_GIVEN TASK_: An exact copy of the records is required, minus the pictures they hold.

_DATASET RECORDS_:
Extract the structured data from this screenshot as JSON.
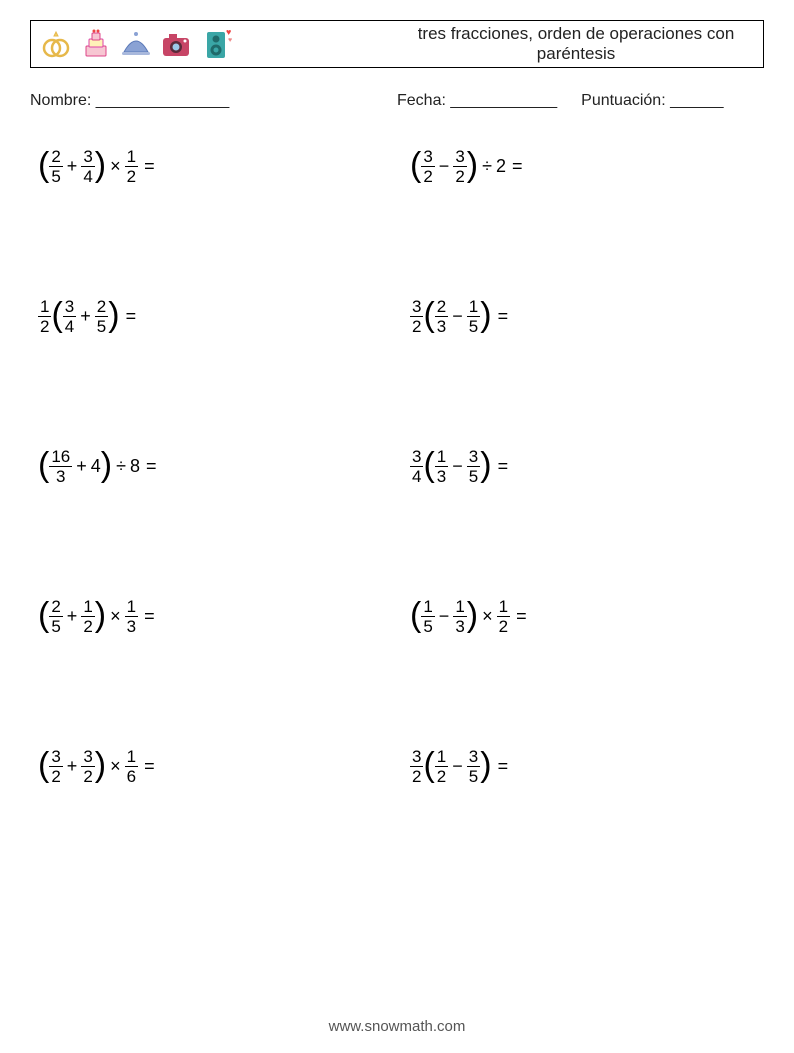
{
  "header": {
    "title": "tres fracciones, orden de operaciones con paréntesis"
  },
  "meta": {
    "name_label": "Nombre: _______________",
    "date_label": "Fecha: ____________",
    "score_label": "Puntuación: ______"
  },
  "icons": [
    {
      "name": "rings-icon"
    },
    {
      "name": "cake-icon"
    },
    {
      "name": "cloche-icon"
    },
    {
      "name": "camera-icon"
    },
    {
      "name": "speaker-icon"
    }
  ],
  "problems": [
    {
      "col": "left",
      "parts": [
        {
          "t": "lparen"
        },
        {
          "t": "frac",
          "n": "2",
          "d": "5"
        },
        {
          "t": "op",
          "v": "+"
        },
        {
          "t": "frac",
          "n": "3",
          "d": "4"
        },
        {
          "t": "rparen"
        },
        {
          "t": "op",
          "v": "×"
        },
        {
          "t": "frac",
          "n": "1",
          "d": "2"
        },
        {
          "t": "eq"
        }
      ]
    },
    {
      "col": "right",
      "parts": [
        {
          "t": "lparen"
        },
        {
          "t": "frac",
          "n": "3",
          "d": "2"
        },
        {
          "t": "op",
          "v": "−"
        },
        {
          "t": "frac",
          "n": "3",
          "d": "2"
        },
        {
          "t": "rparen"
        },
        {
          "t": "op",
          "v": "÷"
        },
        {
          "t": "whole",
          "v": "2"
        },
        {
          "t": "eq"
        }
      ]
    },
    {
      "col": "left",
      "parts": [
        {
          "t": "frac",
          "n": "1",
          "d": "2"
        },
        {
          "t": "lparen"
        },
        {
          "t": "frac",
          "n": "3",
          "d": "4"
        },
        {
          "t": "op",
          "v": "+"
        },
        {
          "t": "frac",
          "n": "2",
          "d": "5"
        },
        {
          "t": "rparen"
        },
        {
          "t": "eq"
        }
      ]
    },
    {
      "col": "right",
      "parts": [
        {
          "t": "frac",
          "n": "3",
          "d": "2"
        },
        {
          "t": "lparen"
        },
        {
          "t": "frac",
          "n": "2",
          "d": "3"
        },
        {
          "t": "op",
          "v": "−"
        },
        {
          "t": "frac",
          "n": "1",
          "d": "5"
        },
        {
          "t": "rparen"
        },
        {
          "t": "eq"
        }
      ]
    },
    {
      "col": "left",
      "parts": [
        {
          "t": "lparen"
        },
        {
          "t": "frac",
          "n": "16",
          "d": "3"
        },
        {
          "t": "op",
          "v": "+"
        },
        {
          "t": "whole",
          "v": "4"
        },
        {
          "t": "rparen"
        },
        {
          "t": "op",
          "v": "÷"
        },
        {
          "t": "whole",
          "v": "8"
        },
        {
          "t": "eq"
        }
      ]
    },
    {
      "col": "right",
      "parts": [
        {
          "t": "frac",
          "n": "3",
          "d": "4"
        },
        {
          "t": "lparen"
        },
        {
          "t": "frac",
          "n": "1",
          "d": "3"
        },
        {
          "t": "op",
          "v": "−"
        },
        {
          "t": "frac",
          "n": "3",
          "d": "5"
        },
        {
          "t": "rparen"
        },
        {
          "t": "eq"
        }
      ]
    },
    {
      "col": "left",
      "parts": [
        {
          "t": "lparen"
        },
        {
          "t": "frac",
          "n": "2",
          "d": "5"
        },
        {
          "t": "op",
          "v": "+"
        },
        {
          "t": "frac",
          "n": "1",
          "d": "2"
        },
        {
          "t": "rparen"
        },
        {
          "t": "op",
          "v": "×"
        },
        {
          "t": "frac",
          "n": "1",
          "d": "3"
        },
        {
          "t": "eq"
        }
      ]
    },
    {
      "col": "right",
      "parts": [
        {
          "t": "lparen"
        },
        {
          "t": "frac",
          "n": "1",
          "d": "5"
        },
        {
          "t": "op",
          "v": "−"
        },
        {
          "t": "frac",
          "n": "1",
          "d": "3"
        },
        {
          "t": "rparen"
        },
        {
          "t": "op",
          "v": "×"
        },
        {
          "t": "frac",
          "n": "1",
          "d": "2"
        },
        {
          "t": "eq"
        }
      ]
    },
    {
      "col": "left",
      "parts": [
        {
          "t": "lparen"
        },
        {
          "t": "frac",
          "n": "3",
          "d": "2"
        },
        {
          "t": "op",
          "v": "+"
        },
        {
          "t": "frac",
          "n": "3",
          "d": "2"
        },
        {
          "t": "rparen"
        },
        {
          "t": "op",
          "v": "×"
        },
        {
          "t": "frac",
          "n": "1",
          "d": "6"
        },
        {
          "t": "eq"
        }
      ]
    },
    {
      "col": "right",
      "parts": [
        {
          "t": "frac",
          "n": "3",
          "d": "2"
        },
        {
          "t": "lparen"
        },
        {
          "t": "frac",
          "n": "1",
          "d": "2"
        },
        {
          "t": "op",
          "v": "−"
        },
        {
          "t": "frac",
          "n": "3",
          "d": "5"
        },
        {
          "t": "rparen"
        },
        {
          "t": "eq"
        }
      ]
    }
  ],
  "footer": {
    "text": "www.snowmath.com"
  },
  "colors": {
    "text": "#000000",
    "border": "#000000",
    "footer_text": "#555555",
    "background": "#ffffff"
  }
}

_IN RESPONSE_:
Extract the structured data from this screenshot as JSON.
{
  "header": {
    "title": "tres fracciones, orden de operaciones con paréntesis"
  },
  "meta": {
    "name_label": "Nombre: _______________",
    "date_label": "Fecha: ____________",
    "score_label": "Puntuación: ______"
  },
  "icons": [
    {
      "name": "rings-icon"
    },
    {
      "name": "cake-icon"
    },
    {
      "name": "cloche-icon"
    },
    {
      "name": "camera-icon"
    },
    {
      "name": "speaker-icon"
    }
  ],
  "problems": [
    {
      "col": "left",
      "parts": [
        {
          "t": "lparen"
        },
        {
          "t": "frac",
          "n": "2",
          "d": "5"
        },
        {
          "t": "op",
          "v": "+"
        },
        {
          "t": "frac",
          "n": "3",
          "d": "4"
        },
        {
          "t": "rparen"
        },
        {
          "t": "op",
          "v": "×"
        },
        {
          "t": "frac",
          "n": "1",
          "d": "2"
        },
        {
          "t": "eq"
        }
      ]
    },
    {
      "col": "right",
      "parts": [
        {
          "t": "lparen"
        },
        {
          "t": "frac",
          "n": "3",
          "d": "2"
        },
        {
          "t": "op",
          "v": "−"
        },
        {
          "t": "frac",
          "n": "3",
          "d": "2"
        },
        {
          "t": "rparen"
        },
        {
          "t": "op",
          "v": "÷"
        },
        {
          "t": "whole",
          "v": "2"
        },
        {
          "t": "eq"
        }
      ]
    },
    {
      "col": "left",
      "parts": [
        {
          "t": "frac",
          "n": "1",
          "d": "2"
        },
        {
          "t": "lparen"
        },
        {
          "t": "frac",
          "n": "3",
          "d": "4"
        },
        {
          "t": "op",
          "v": "+"
        },
        {
          "t": "frac",
          "n": "2",
          "d": "5"
        },
        {
          "t": "rparen"
        },
        {
          "t": "eq"
        }
      ]
    },
    {
      "col": "right",
      "parts": [
        {
          "t": "frac",
          "n": "3",
          "d": "2"
        },
        {
          "t": "lparen"
        },
        {
          "t": "frac",
          "n": "2",
          "d": "3"
        },
        {
          "t": "op",
          "v": "−"
        },
        {
          "t": "frac",
          "n": "1",
          "d": "5"
        },
        {
          "t": "rparen"
        },
        {
          "t": "eq"
        }
      ]
    },
    {
      "col": "left",
      "parts": [
        {
          "t": "lparen"
        },
        {
          "t": "frac",
          "n": "16",
          "d": "3"
        },
        {
          "t": "op",
          "v": "+"
        },
        {
          "t": "whole",
          "v": "4"
        },
        {
          "t": "rparen"
        },
        {
          "t": "op",
          "v": "÷"
        },
        {
          "t": "whole",
          "v": "8"
        },
        {
          "t": "eq"
        }
      ]
    },
    {
      "col": "right",
      "parts": [
        {
          "t": "frac",
          "n": "3",
          "d": "4"
        },
        {
          "t": "lparen"
        },
        {
          "t": "frac",
          "n": "1",
          "d": "3"
        },
        {
          "t": "op",
          "v": "−"
        },
        {
          "t": "frac",
          "n": "3",
          "d": "5"
        },
        {
          "t": "rparen"
        },
        {
          "t": "eq"
        }
      ]
    },
    {
      "col": "left",
      "parts": [
        {
          "t": "lparen"
        },
        {
          "t": "frac",
          "n": "2",
          "d": "5"
        },
        {
          "t": "op",
          "v": "+"
        },
        {
          "t": "frac",
          "n": "1",
          "d": "2"
        },
        {
          "t": "rparen"
        },
        {
          "t": "op",
          "v": "×"
        },
        {
          "t": "frac",
          "n": "1",
          "d": "3"
        },
        {
          "t": "eq"
        }
      ]
    },
    {
      "col": "right",
      "parts": [
        {
          "t": "lparen"
        },
        {
          "t": "frac",
          "n": "1",
          "d": "5"
        },
        {
          "t": "op",
          "v": "−"
        },
        {
          "t": "frac",
          "n": "1",
          "d": "3"
        },
        {
          "t": "rparen"
        },
        {
          "t": "op",
          "v": "×"
        },
        {
          "t": "frac",
          "n": "1",
          "d": "2"
        },
        {
          "t": "eq"
        }
      ]
    },
    {
      "col": "left",
      "parts": [
        {
          "t": "lparen"
        },
        {
          "t": "frac",
          "n": "3",
          "d": "2"
        },
        {
          "t": "op",
          "v": "+"
        },
        {
          "t": "frac",
          "n": "3",
          "d": "2"
        },
        {
          "t": "rparen"
        },
        {
          "t": "op",
          "v": "×"
        },
        {
          "t": "frac",
          "n": "1",
          "d": "6"
        },
        {
          "t": "eq"
        }
      ]
    },
    {
      "col": "right",
      "parts": [
        {
          "t": "frac",
          "n": "3",
          "d": "2"
        },
        {
          "t": "lparen"
        },
        {
          "t": "frac",
          "n": "1",
          "d": "2"
        },
        {
          "t": "op",
          "v": "−"
        },
        {
          "t": "frac",
          "n": "3",
          "d": "5"
        },
        {
          "t": "rparen"
        },
        {
          "t": "eq"
        }
      ]
    }
  ],
  "footer": {
    "text": "www.snowmath.com"
  },
  "colors": {
    "text": "#000000",
    "border": "#000000",
    "footer_text": "#555555",
    "background": "#ffffff"
  }
}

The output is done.